■ THE PROBLEM
Copy every line of the data exactly, leaving nothing out.

________________________________________

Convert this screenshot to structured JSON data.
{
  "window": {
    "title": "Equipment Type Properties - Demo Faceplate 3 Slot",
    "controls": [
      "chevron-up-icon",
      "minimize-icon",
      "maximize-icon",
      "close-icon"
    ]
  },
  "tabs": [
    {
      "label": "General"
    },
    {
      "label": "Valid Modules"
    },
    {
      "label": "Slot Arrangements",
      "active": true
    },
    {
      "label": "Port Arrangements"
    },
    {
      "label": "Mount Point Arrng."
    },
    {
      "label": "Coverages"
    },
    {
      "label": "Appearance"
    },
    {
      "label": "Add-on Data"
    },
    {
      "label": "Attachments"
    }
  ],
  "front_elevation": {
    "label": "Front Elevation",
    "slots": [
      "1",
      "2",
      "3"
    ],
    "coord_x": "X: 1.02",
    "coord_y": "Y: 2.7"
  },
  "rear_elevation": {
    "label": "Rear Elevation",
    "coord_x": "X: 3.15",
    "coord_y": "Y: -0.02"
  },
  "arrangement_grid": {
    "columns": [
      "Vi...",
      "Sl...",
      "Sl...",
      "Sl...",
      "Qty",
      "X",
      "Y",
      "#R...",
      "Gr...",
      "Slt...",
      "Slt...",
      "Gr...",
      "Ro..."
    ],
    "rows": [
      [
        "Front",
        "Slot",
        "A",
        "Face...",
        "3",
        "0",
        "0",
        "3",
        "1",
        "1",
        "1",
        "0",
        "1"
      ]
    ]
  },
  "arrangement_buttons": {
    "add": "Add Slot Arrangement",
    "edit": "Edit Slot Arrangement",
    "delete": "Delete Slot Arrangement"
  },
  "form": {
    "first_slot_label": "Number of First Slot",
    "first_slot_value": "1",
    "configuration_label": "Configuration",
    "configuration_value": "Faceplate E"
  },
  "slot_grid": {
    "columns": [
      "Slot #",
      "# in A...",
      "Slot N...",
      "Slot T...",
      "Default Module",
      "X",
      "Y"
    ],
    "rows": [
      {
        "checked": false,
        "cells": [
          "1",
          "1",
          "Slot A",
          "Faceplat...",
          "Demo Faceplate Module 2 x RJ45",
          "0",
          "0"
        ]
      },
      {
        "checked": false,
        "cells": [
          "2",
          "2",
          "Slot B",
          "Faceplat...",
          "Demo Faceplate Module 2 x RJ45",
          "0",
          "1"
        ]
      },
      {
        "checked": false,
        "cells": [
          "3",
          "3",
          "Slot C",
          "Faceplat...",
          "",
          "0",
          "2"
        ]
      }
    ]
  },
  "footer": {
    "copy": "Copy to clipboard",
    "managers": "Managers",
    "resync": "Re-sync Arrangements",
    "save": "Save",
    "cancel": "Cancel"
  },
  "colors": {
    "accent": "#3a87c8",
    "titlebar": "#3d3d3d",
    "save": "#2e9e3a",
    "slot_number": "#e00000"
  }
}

________________________________________

■ ANSWER TO THIS TASK
Convert this screenshot to structured JSON data.
{
  "window": {
    "title": "Equipment Type Properties - Demo Faceplate 3 Slot",
    "controls": [
      "chevron-up-icon",
      "minimize-icon",
      "maximize-icon",
      "close-icon"
    ]
  },
  "tabs": [
    {
      "label": "General"
    },
    {
      "label": "Valid Modules"
    },
    {
      "label": "Slot Arrangements",
      "active": true
    },
    {
      "label": "Port Arrangements"
    },
    {
      "label": "Mount Point Arrng."
    },
    {
      "label": "Coverages"
    },
    {
      "label": "Appearance"
    },
    {
      "label": "Add-on Data"
    },
    {
      "label": "Attachments"
    }
  ],
  "front_elevation": {
    "label": "Front Elevation",
    "slots": [
      "1",
      "2",
      "3"
    ],
    "coord_x": "X: 1.02",
    "coord_y": "Y: 2.7"
  },
  "rear_elevation": {
    "label": "Rear Elevation",
    "coord_x": "X: 3.15",
    "coord_y": "Y: -0.02"
  },
  "arrangement_grid": {
    "columns": [
      "Vi...",
      "Sl...",
      "Sl...",
      "Sl...",
      "Qty",
      "X",
      "Y",
      "#R...",
      "Gr...",
      "Slt...",
      "Slt...",
      "Gr...",
      "Ro..."
    ],
    "rows": [
      [
        "Front",
        "Slot",
        "A",
        "Face...",
        "3",
        "0",
        "0",
        "3",
        "1",
        "1",
        "1",
        "0",
        "1"
      ]
    ]
  },
  "arrangement_buttons": {
    "add": "Add Slot Arrangement",
    "edit": "Edit Slot Arrangement",
    "delete": "Delete Slot Arrangement"
  },
  "form": {
    "first_slot_label": "Number of First Slot",
    "first_slot_value": "1",
    "configuration_label": "Configuration",
    "configuration_value": "Faceplate E"
  },
  "slot_grid": {
    "columns": [
      "Slot #",
      "# in A...",
      "Slot N...",
      "Slot T...",
      "Default Module",
      "X",
      "Y"
    ],
    "rows": [
      {
        "checked": false,
        "cells": [
          "1",
          "1",
          "Slot A",
          "Faceplat...",
          "Demo Faceplate Module 2 x RJ45",
          "0",
          "0"
        ]
      },
      {
        "checked": false,
        "cells": [
          "2",
          "2",
          "Slot B",
          "Faceplat...",
          "Demo Faceplate Module 2 x RJ45",
          "0",
          "1"
        ]
      },
      {
        "checked": false,
        "cells": [
          "3",
          "3",
          "Slot C",
          "Faceplat...",
          "",
          "0",
          "2"
        ]
      }
    ]
  },
  "footer": {
    "copy": "Copy to clipboard",
    "managers": "Managers",
    "resync": "Re-sync Arrangements",
    "save": "Save",
    "cancel": "Cancel"
  },
  "colors": {
    "accent": "#3a87c8",
    "titlebar": "#3d3d3d",
    "save": "#2e9e3a",
    "slot_number": "#e00000"
  }
}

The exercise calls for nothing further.